▶ [Aim of the task]: Copy out each line that includes the word "Network".

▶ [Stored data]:
******
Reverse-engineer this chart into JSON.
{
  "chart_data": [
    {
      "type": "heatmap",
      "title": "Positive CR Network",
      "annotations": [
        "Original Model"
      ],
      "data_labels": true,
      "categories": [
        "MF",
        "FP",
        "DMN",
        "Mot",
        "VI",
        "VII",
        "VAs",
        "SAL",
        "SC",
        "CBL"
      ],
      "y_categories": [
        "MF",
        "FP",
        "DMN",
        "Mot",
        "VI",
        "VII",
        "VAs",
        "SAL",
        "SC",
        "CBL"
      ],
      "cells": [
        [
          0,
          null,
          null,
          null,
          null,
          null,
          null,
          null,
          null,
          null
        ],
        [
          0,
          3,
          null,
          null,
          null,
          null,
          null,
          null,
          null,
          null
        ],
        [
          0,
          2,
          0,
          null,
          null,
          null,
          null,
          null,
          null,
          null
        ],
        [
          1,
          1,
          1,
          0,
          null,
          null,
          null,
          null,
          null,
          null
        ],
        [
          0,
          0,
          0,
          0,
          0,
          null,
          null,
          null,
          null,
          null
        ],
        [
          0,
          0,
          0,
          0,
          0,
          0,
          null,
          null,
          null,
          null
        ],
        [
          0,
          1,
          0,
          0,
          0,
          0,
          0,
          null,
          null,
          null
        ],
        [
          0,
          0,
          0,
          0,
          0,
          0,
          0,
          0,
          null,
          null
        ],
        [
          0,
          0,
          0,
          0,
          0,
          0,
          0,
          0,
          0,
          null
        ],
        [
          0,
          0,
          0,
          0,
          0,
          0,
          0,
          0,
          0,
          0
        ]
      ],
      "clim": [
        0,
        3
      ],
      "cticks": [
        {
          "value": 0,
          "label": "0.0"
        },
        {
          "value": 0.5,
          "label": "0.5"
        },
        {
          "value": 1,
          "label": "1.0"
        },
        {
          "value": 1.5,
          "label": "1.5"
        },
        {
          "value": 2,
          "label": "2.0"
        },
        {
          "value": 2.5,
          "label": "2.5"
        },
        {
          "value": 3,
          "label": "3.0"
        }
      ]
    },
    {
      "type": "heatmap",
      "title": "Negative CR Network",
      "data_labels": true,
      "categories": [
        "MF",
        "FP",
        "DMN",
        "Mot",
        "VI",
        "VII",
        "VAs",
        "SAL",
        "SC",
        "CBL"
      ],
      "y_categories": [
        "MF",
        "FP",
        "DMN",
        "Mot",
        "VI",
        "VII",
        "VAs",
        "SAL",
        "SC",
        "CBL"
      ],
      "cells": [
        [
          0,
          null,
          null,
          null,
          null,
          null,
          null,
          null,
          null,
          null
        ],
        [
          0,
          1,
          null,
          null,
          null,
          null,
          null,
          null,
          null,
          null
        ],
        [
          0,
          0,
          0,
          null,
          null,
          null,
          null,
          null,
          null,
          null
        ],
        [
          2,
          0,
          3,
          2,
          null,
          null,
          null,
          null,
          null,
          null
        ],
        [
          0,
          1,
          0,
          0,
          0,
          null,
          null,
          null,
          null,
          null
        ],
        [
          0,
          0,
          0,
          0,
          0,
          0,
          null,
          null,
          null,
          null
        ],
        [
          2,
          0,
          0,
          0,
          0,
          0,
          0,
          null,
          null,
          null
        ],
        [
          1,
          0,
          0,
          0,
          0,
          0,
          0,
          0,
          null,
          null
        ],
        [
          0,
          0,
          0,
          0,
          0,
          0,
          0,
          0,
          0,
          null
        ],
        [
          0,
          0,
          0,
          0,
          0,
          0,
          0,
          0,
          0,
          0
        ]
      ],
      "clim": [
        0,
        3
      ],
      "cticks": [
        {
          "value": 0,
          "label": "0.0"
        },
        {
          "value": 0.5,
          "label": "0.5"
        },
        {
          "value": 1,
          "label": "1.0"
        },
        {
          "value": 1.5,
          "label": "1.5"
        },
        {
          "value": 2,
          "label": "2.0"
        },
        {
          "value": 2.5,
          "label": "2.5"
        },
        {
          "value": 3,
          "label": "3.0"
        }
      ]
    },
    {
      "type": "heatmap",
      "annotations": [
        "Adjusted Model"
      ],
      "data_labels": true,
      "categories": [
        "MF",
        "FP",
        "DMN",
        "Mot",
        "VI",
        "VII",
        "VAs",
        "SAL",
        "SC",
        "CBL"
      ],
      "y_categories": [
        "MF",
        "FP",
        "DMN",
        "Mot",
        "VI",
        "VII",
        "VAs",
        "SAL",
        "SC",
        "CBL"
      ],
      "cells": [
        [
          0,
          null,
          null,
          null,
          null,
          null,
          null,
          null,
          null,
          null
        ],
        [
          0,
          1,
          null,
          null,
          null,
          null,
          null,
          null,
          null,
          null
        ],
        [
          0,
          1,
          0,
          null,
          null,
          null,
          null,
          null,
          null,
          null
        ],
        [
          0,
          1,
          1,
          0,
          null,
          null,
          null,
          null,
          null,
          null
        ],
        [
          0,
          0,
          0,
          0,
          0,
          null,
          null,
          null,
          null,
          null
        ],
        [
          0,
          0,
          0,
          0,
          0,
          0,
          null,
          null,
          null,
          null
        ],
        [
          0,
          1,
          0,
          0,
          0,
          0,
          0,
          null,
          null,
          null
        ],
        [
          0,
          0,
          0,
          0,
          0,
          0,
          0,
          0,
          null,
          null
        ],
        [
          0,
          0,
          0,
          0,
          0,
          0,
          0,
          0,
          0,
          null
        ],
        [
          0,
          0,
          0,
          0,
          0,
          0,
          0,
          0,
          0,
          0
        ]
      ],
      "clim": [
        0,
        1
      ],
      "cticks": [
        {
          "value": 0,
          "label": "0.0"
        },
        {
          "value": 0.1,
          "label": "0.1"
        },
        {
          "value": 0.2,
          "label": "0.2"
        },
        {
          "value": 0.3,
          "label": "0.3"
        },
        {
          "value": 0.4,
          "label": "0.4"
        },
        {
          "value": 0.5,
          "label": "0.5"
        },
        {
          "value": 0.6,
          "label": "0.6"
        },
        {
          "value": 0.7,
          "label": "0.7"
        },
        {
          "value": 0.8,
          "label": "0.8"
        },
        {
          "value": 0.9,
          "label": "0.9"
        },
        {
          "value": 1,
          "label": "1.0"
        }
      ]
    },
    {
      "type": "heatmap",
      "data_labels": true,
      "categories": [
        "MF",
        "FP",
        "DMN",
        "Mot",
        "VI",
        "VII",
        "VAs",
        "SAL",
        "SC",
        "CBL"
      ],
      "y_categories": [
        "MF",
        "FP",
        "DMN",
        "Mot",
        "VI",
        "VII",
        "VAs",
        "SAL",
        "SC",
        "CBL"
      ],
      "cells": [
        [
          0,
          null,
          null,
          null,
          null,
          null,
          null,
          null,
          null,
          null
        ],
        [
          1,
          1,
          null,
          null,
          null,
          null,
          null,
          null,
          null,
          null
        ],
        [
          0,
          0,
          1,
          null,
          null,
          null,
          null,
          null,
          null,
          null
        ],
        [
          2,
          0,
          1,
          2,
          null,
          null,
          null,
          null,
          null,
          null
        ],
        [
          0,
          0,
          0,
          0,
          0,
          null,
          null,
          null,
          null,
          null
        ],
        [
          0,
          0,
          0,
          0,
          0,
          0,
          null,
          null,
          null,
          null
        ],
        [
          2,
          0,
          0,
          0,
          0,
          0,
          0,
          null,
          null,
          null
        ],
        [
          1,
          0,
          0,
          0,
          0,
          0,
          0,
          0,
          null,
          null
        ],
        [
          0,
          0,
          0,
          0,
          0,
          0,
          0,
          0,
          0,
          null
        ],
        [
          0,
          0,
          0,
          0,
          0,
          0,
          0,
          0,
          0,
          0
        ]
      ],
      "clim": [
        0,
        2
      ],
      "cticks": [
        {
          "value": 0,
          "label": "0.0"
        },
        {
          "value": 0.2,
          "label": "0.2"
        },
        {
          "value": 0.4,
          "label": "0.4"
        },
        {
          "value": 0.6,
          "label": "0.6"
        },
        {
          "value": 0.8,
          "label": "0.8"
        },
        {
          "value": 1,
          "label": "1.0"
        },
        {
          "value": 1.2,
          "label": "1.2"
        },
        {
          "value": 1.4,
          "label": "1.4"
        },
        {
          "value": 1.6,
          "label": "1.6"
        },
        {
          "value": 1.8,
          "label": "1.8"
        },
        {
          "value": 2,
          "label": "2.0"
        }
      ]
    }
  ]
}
******
▶ [Solution to the problem]:
      "title": "Positive CR Network",
      "title": "Negative CR Network",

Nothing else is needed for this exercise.